[Dataset excerpt]
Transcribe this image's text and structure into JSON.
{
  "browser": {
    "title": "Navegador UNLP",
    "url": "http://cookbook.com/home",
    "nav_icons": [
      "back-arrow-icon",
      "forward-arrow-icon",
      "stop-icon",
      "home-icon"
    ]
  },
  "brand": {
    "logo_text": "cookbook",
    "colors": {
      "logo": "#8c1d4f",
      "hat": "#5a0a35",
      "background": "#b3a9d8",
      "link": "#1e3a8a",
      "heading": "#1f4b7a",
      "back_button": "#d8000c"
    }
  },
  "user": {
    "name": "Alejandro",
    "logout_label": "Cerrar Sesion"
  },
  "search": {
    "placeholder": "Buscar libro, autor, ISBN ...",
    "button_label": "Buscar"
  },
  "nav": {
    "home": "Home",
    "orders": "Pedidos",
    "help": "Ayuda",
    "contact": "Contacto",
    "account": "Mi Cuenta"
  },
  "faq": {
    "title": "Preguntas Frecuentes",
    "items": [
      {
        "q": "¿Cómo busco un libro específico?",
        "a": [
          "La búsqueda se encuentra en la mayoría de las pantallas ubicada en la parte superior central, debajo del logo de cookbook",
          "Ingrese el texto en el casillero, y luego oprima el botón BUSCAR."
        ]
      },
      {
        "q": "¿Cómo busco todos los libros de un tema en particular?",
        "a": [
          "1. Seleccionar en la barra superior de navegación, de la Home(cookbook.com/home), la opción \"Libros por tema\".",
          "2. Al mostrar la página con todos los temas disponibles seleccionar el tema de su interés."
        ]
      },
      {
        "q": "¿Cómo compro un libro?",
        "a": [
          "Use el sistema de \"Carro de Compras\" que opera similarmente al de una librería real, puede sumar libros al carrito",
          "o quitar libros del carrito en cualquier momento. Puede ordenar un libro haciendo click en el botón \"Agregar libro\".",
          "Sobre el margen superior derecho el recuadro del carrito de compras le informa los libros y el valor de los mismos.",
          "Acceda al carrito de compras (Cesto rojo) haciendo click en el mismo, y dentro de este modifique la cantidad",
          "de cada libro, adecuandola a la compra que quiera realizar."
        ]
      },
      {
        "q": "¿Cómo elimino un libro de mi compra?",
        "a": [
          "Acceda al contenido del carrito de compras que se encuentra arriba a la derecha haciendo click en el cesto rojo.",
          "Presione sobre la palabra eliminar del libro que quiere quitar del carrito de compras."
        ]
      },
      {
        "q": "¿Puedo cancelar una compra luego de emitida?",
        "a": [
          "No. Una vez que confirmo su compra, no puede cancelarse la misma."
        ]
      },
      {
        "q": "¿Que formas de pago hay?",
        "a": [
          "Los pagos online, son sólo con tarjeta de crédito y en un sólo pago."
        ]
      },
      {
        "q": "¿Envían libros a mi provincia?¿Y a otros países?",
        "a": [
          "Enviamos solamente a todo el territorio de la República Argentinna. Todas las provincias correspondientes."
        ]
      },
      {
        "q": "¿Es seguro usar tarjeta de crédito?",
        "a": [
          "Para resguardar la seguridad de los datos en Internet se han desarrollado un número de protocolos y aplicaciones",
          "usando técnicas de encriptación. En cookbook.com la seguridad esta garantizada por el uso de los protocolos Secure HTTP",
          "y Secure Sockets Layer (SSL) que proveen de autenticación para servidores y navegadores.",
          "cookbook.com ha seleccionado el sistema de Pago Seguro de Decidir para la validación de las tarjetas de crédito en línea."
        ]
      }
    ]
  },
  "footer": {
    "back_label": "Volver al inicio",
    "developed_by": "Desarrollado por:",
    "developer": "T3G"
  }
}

[Exercise requirements] Output each record precisely as given.

[Finished exercise]
Transcribe this image's text and structure into JSON.
{
  "browser": {
    "title": "Navegador UNLP",
    "url": "http://cookbook.com/home",
    "nav_icons": [
      "back-arrow-icon",
      "forward-arrow-icon",
      "stop-icon",
      "home-icon"
    ]
  },
  "brand": {
    "logo_text": "cookbook",
    "colors": {
      "logo": "#8c1d4f",
      "hat": "#5a0a35",
      "background": "#b3a9d8",
      "link": "#1e3a8a",
      "heading": "#1f4b7a",
      "back_button": "#d8000c"
    }
  },
  "user": {
    "name": "Alejandro",
    "logout_label": "Cerrar Sesion"
  },
  "search": {
    "placeholder": "Buscar libro, autor, ISBN ...",
    "button_label": "Buscar"
  },
  "nav": {
    "home": "Home",
    "orders": "Pedidos",
    "help": "Ayuda",
    "contact": "Contacto",
    "account": "Mi Cuenta"
  },
  "faq": {
    "title": "Preguntas Frecuentes",
    "items": [
      {
        "q": "¿Cómo busco un libro específico?",
        "a": [
          "La búsqueda se encuentra en la mayoría de las pantallas ubicada en la parte superior central, debajo del logo de cookbook",
          "Ingrese el texto en el casillero, y luego oprima el botón BUSCAR."
        ]
      },
      {
        "q": "¿Cómo busco todos los libros de un tema en particular?",
        "a": [
          "1. Seleccionar en la barra superior de navegación, de la Home(cookbook.com/home), la opción \"Libros por tema\".",
          "2. Al mostrar la página con todos los temas disponibles seleccionar el tema de su interés."
        ]
      },
      {
        "q": "¿Cómo compro un libro?",
        "a": [
          "Use el sistema de \"Carro de Compras\" que opera similarmente al de una librería real, puede sumar libros al carrito",
          "o quitar libros del carrito en cualquier momento. Puede ordenar un libro haciendo click en el botón \"Agregar libro\".",
          "Sobre el margen superior derecho el recuadro del carrito de compras le informa los libros y el valor de los mismos.",
          "Acceda al carrito de compras (Cesto rojo) haciendo click en el mismo, y dentro de este modifique la cantidad",
          "de cada libro, adecuandola a la compra que quiera realizar."
        ]
      },
      {
        "q": "¿Cómo elimino un libro de mi compra?",
        "a": [
          "Acceda al contenido del carrito de compras que se encuentra arriba a la derecha haciendo click en el cesto rojo.",
          "Presione sobre la palabra eliminar del libro que quiere quitar del carrito de compras."
        ]
      },
      {
        "q": "¿Puedo cancelar una compra luego de emitida?",
        "a": [
          "No. Una vez que confirmo su compra, no puede cancelarse la misma."
        ]
      },
      {
        "q": "¿Que formas de pago hay?",
        "a": [
          "Los pagos online, son sólo con tarjeta de crédito y en un sólo pago."
        ]
      },
      {
        "q": "¿Envían libros a mi provincia?¿Y a otros países?",
        "a": [
          "Enviamos solamente a todo el territorio de la República Argentinna. Todas las provincias correspondientes."
        ]
      },
      {
        "q": "¿Es seguro usar tarjeta de crédito?",
        "a": [
          "Para resguardar la seguridad de los datos en Internet se han desarrollado un número de protocolos y aplicaciones",
          "usando técnicas de encriptación. En cookbook.com la seguridad esta garantizada por el uso de los protocolos Secure HTTP",
          "y Secure Sockets Layer (SSL) que proveen de autenticación para servidores y navegadores.",
          "cookbook.com ha seleccionado el sistema de Pago Seguro de Decidir para la validación de las tarjetas de crédito en línea."
        ]
      }
    ]
  },
  "footer": {
    "back_label": "Volver al inicio",
    "developed_by": "Desarrollado por:",
    "developer": "T3G"
  }
}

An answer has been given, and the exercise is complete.